### [Instructions to follow]
The records that follow should be retyped word for word.

....

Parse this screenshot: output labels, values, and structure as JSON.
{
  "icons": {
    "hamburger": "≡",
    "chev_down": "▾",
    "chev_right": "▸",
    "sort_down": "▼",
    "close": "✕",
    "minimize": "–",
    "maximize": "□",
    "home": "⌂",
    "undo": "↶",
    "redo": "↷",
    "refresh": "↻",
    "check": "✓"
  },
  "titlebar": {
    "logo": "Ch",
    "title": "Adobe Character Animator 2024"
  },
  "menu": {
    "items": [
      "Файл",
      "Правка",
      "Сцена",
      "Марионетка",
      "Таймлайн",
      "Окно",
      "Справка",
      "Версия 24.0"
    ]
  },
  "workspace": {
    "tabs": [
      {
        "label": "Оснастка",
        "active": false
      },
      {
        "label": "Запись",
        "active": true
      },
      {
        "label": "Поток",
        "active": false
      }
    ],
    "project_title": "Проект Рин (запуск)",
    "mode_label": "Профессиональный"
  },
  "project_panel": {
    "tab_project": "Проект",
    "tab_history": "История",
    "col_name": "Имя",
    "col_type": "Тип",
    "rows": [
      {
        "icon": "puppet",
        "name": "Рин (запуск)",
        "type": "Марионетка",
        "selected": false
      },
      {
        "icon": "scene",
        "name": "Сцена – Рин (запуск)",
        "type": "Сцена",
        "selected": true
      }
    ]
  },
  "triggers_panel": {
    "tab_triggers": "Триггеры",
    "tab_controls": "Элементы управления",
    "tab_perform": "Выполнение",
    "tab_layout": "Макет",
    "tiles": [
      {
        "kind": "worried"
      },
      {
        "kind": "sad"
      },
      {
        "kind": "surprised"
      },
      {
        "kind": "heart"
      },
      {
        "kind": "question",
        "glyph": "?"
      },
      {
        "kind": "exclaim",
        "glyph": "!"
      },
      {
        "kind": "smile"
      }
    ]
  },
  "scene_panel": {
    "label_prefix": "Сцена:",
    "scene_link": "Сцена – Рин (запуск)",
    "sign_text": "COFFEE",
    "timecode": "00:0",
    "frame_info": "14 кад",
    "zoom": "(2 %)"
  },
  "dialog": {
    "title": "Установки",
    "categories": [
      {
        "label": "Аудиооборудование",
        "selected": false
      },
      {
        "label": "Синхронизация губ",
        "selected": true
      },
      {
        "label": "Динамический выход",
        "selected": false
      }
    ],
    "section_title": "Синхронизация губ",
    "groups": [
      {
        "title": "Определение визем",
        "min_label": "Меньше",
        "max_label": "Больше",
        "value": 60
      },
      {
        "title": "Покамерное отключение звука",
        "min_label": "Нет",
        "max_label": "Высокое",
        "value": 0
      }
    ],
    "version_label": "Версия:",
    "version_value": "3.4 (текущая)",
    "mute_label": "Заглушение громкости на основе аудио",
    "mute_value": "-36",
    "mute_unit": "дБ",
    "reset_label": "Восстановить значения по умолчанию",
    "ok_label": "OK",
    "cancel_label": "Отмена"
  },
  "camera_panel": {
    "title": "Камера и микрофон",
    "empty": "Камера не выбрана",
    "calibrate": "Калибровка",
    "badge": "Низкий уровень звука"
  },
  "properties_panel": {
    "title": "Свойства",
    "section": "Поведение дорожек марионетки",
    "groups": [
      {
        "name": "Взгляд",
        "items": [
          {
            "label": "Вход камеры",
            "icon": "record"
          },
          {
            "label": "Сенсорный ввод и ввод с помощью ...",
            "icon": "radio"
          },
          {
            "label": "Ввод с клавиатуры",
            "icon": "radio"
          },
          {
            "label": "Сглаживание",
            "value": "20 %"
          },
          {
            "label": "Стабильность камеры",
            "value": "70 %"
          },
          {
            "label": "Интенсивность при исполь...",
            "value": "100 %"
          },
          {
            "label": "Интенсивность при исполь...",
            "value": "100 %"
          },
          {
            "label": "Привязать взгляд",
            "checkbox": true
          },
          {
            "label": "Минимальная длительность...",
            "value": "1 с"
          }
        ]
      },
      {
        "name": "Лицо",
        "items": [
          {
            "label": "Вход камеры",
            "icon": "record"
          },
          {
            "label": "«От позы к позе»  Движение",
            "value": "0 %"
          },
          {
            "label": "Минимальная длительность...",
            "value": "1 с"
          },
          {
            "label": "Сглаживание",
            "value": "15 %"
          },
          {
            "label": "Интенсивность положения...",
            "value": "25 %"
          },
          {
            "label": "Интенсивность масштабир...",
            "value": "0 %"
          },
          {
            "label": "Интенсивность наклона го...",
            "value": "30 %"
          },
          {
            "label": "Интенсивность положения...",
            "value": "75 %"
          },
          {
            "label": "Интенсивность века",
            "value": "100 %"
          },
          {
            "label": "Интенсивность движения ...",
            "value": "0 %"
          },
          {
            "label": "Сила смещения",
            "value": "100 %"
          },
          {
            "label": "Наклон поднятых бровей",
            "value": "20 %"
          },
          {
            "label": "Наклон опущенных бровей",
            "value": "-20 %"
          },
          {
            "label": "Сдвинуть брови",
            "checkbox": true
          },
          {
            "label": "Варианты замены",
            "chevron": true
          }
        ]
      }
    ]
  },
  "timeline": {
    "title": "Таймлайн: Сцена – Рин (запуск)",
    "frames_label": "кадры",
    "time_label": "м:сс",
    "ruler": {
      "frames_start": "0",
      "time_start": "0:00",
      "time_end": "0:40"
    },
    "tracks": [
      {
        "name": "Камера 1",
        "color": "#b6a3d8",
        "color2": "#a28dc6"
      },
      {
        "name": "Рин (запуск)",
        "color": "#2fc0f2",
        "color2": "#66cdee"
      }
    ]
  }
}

....

### [Right answer]
Parse this screenshot: output labels, values, and structure as JSON.
{
  "icons": {
    "hamburger": "≡",
    "chev_down": "▾",
    "chev_right": "▸",
    "sort_down": "▼",
    "close": "✕",
    "minimize": "–",
    "maximize": "□",
    "home": "⌂",
    "undo": "↶",
    "redo": "↷",
    "refresh": "↻",
    "check": "✓"
  },
  "titlebar": {
    "logo": "Ch",
    "title": "Adobe Character Animator 2024"
  },
  "menu": {
    "items": [
      "Файл",
      "Правка",
      "Сцена",
      "Марионетка",
      "Таймлайн",
      "Окно",
      "Справка",
      "Версия 24.0"
    ]
  },
  "workspace": {
    "tabs": [
      {
        "label": "Оснастка",
        "active": false
      },
      {
        "label": "Запись",
        "active": true
      },
      {
        "label": "Поток",
        "active": false
      }
    ],
    "project_title": "Проект Рин (запуск)",
    "mode_label": "Профессиональный"
  },
  "project_panel": {
    "tab_project": "Проект",
    "tab_history": "История",
    "col_name": "Имя",
    "col_type": "Тип",
    "rows": [
      {
        "icon": "puppet",
        "name": "Рин (запуск)",
        "type": "Марионетка",
        "selected": false
      },
      {
        "icon": "scene",
        "name": "Сцена – Рин (запуск)",
        "type": "Сцена",
        "selected": true
      }
    ]
  },
  "triggers_panel": {
    "tab_triggers": "Триггеры",
    "tab_controls": "Элементы управления",
    "tab_perform": "Выполнение",
    "tab_layout": "Макет",
    "tiles": [
      {
        "kind": "worried"
      },
      {
        "kind": "sad"
      },
      {
        "kind": "surprised"
      },
      {
        "kind": "heart"
      },
      {
        "kind": "question",
        "glyph": "?"
      },
      {
        "kind": "exclaim",
        "glyph": "!"
      },
      {
        "kind": "smile"
      }
    ]
  },
  "scene_panel": {
    "label_prefix": "Сцена:",
    "scene_link": "Сцена – Рин (запуск)",
    "sign_text": "COFFEE",
    "timecode": "00:0",
    "frame_info": "14 кад",
    "zoom": "(2 %)"
  },
  "dialog": {
    "title": "Установки",
    "categories": [
      {
        "label": "Аудиооборудование",
        "selected": false
      },
      {
        "label": "Синхронизация губ",
        "selected": true
      },
      {
        "label": "Динамический выход",
        "selected": false
      }
    ],
    "section_title": "Синхронизация губ",
    "groups": [
      {
        "title": "Определение визем",
        "min_label": "Меньше",
        "max_label": "Больше",
        "value": 60
      },
      {
        "title": "Покамерное отключение звука",
        "min_label": "Нет",
        "max_label": "Высокое",
        "value": 0
      }
    ],
    "version_label": "Версия:",
    "version_value": "3.4 (текущая)",
    "mute_label": "Заглушение громкости на основе аудио",
    "mute_value": "-36",
    "mute_unit": "дБ",
    "reset_label": "Восстановить значения по умолчанию",
    "ok_label": "OK",
    "cancel_label": "Отмена"
  },
  "camera_panel": {
    "title": "Камера и микрофон",
    "empty": "Камера не выбрана",
    "calibrate": "Калибровка",
    "badge": "Низкий уровень звука"
  },
  "properties_panel": {
    "title": "Свойства",
    "section": "Поведение дорожек марионетки",
    "groups": [
      {
        "name": "Взгляд",
        "items": [
          {
            "label": "Вход камеры",
            "icon": "record"
          },
          {
            "label": "Сенсорный ввод и ввод с помощью ...",
            "icon": "radio"
          },
          {
            "label": "Ввод с клавиатуры",
            "icon": "radio"
          },
          {
            "label": "Сглаживание",
            "value": "20 %"
          },
          {
            "label": "Стабильность камеры",
            "value": "70 %"
          },
          {
            "label": "Интенсивность при исполь...",
            "value": "100 %"
          },
          {
            "label": "Интенсивность при исполь...",
            "value": "100 %"
          },
          {
            "label": "Привязать взгляд",
            "checkbox": true
          },
          {
            "label": "Минимальная длительность...",
            "value": "1 с"
          }
        ]
      },
      {
        "name": "Лицо",
        "items": [
          {
            "label": "Вход камеры",
            "icon": "record"
          },
          {
            "label": "«От позы к позе»  Движение",
            "value": "0 %"
          },
          {
            "label": "Минимальная длительность...",
            "value": "1 с"
          },
          {
            "label": "Сглаживание",
            "value": "15 %"
          },
          {
            "label": "Интенсивность положения...",
            "value": "25 %"
          },
          {
            "label": "Интенсивность масштабир...",
            "value": "0 %"
          },
          {
            "label": "Интенсивность наклона го...",
            "value": "30 %"
          },
          {
            "label": "Интенсивность положения...",
            "value": "75 %"
          },
          {
            "label": "Интенсивность века",
            "value": "100 %"
          },
          {
            "label": "Интенсивность движения ...",
            "value": "0 %"
          },
          {
            "label": "Сила смещения",
            "value": "100 %"
          },
          {
            "label": "Наклон поднятых бровей",
            "value": "20 %"
          },
          {
            "label": "Наклон опущенных бровей",
            "value": "-20 %"
          },
          {
            "label": "Сдвинуть брови",
            "checkbox": true
          },
          {
            "label": "Варианты замены",
            "chevron": true
          }
        ]
      }
    ]
  },
  "timeline": {
    "title": "Таймлайн: Сцена – Рин (запуск)",
    "frames_label": "кадры",
    "time_label": "м:сс",
    "ruler": {
      "frames_start": "0",
      "time_start": "0:00",
      "time_end": "0:40"
    },
    "tracks": [
      {
        "name": "Камера 1",
        "color": "#b6a3d8",
        "color2": "#a28dc6"
      },
      {
        "name": "Рин (запуск)",
        "color": "#2fc0f2",
        "color2": "#66cdee"
      }
    ]
  }
}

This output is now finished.